Your task is to output the listing word for word, with pictures excluded.

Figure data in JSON

◆ ◆ ◆ ◆

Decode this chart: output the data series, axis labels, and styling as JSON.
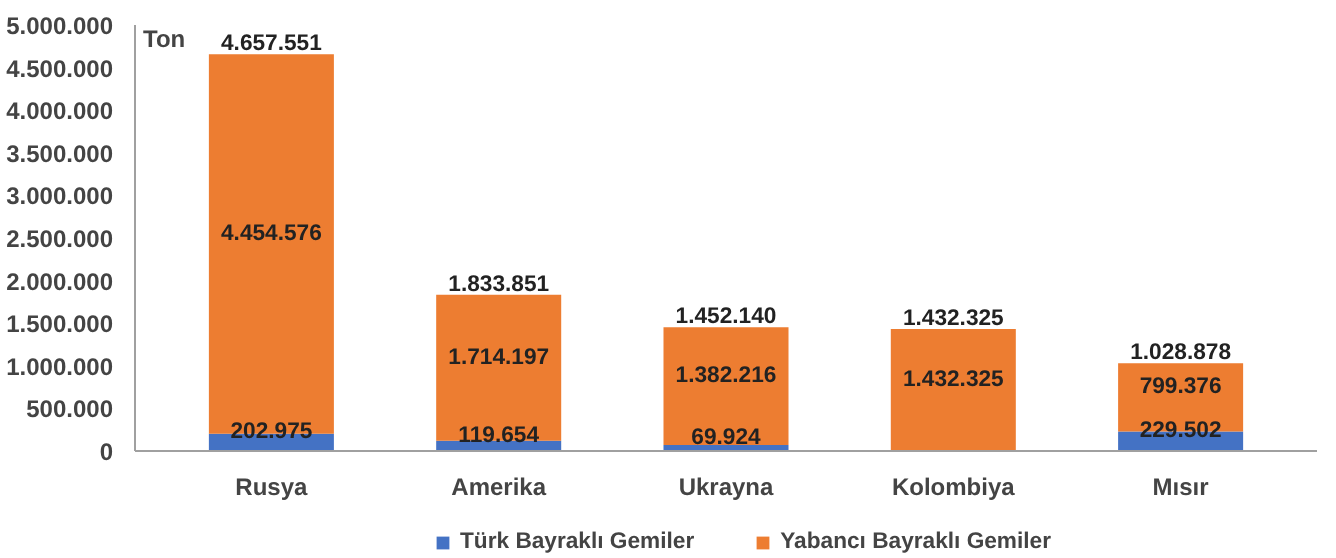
{
  "chart_data": {
    "type": "bar",
    "stacked": true,
    "ylabel": "Ton",
    "categories": [
      "Rusya",
      "Amerika",
      "Ukrayna",
      "Kolombiya",
      "Mısır"
    ],
    "series": [
      {
        "name": "Türk Bayraklı Gemiler",
        "color": "#4472c4",
        "values": [
          202975,
          119654,
          69924,
          0,
          229502
        ],
        "value_labels": [
          "202.975",
          "119.654",
          "69.924",
          null,
          "229.502"
        ]
      },
      {
        "name": "Yabancı Bayraklı Gemiler",
        "color": "#ed7d31",
        "values": [
          4454576,
          1714197,
          1382216,
          1432325,
          799376
        ],
        "value_labels": [
          "4.454.576",
          "1.714.197",
          "1.382.216",
          "1.432.325",
          "799.376"
        ]
      }
    ],
    "totals": [
      "4.657.551",
      "1.833.851",
      "1.452.140",
      "1.432.325",
      "1.028.878"
    ],
    "ylim": [
      0,
      5000000
    ],
    "yticks": [
      {
        "value": 0,
        "label": "0"
      },
      {
        "value": 500000,
        "label": "500.000"
      },
      {
        "value": 1000000,
        "label": "1.000.000"
      },
      {
        "value": 1500000,
        "label": "1.500.000"
      },
      {
        "value": 2000000,
        "label": "2.000.000"
      },
      {
        "value": 2500000,
        "label": "2.500.000"
      },
      {
        "value": 3000000,
        "label": "3.000.000"
      },
      {
        "value": 3500000,
        "label": "3.500.000"
      },
      {
        "value": 4000000,
        "label": "4.000.000"
      },
      {
        "value": 4500000,
        "label": "4.500.000"
      },
      {
        "value": 5000000,
        "label": "5.000.000"
      }
    ],
    "grid": false,
    "legend": "bottom"
  }
}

◆ ◆ ◆ ◆

Result of this exercise:
Decode this chart: output the data series, axis labels, and styling as JSON.
{
  "chart_data": {
    "type": "bar",
    "stacked": true,
    "ylabel": "Ton",
    "categories": [
      "Rusya",
      "Amerika",
      "Ukrayna",
      "Kolombiya",
      "Mısır"
    ],
    "series": [
      {
        "name": "Türk Bayraklı Gemiler",
        "color": "#4472c4",
        "values": [
          202975,
          119654,
          69924,
          0,
          229502
        ],
        "value_labels": [
          "202.975",
          "119.654",
          "69.924",
          null,
          "229.502"
        ]
      },
      {
        "name": "Yabancı Bayraklı Gemiler",
        "color": "#ed7d31",
        "values": [
          4454576,
          1714197,
          1382216,
          1432325,
          799376
        ],
        "value_labels": [
          "4.454.576",
          "1.714.197",
          "1.382.216",
          "1.432.325",
          "799.376"
        ]
      }
    ],
    "totals": [
      "4.657.551",
      "1.833.851",
      "1.452.140",
      "1.432.325",
      "1.028.878"
    ],
    "ylim": [
      0,
      5000000
    ],
    "yticks": [
      {
        "value": 0,
        "label": "0"
      },
      {
        "value": 500000,
        "label": "500.000"
      },
      {
        "value": 1000000,
        "label": "1.000.000"
      },
      {
        "value": 1500000,
        "label": "1.500.000"
      },
      {
        "value": 2000000,
        "label": "2.000.000"
      },
      {
        "value": 2500000,
        "label": "2.500.000"
      },
      {
        "value": 3000000,
        "label": "3.000.000"
      },
      {
        "value": 3500000,
        "label": "3.500.000"
      },
      {
        "value": 4000000,
        "label": "4.000.000"
      },
      {
        "value": 4500000,
        "label": "4.500.000"
      },
      {
        "value": 5000000,
        "label": "5.000.000"
      }
    ],
    "grid": false,
    "legend": "bottom"
  }
}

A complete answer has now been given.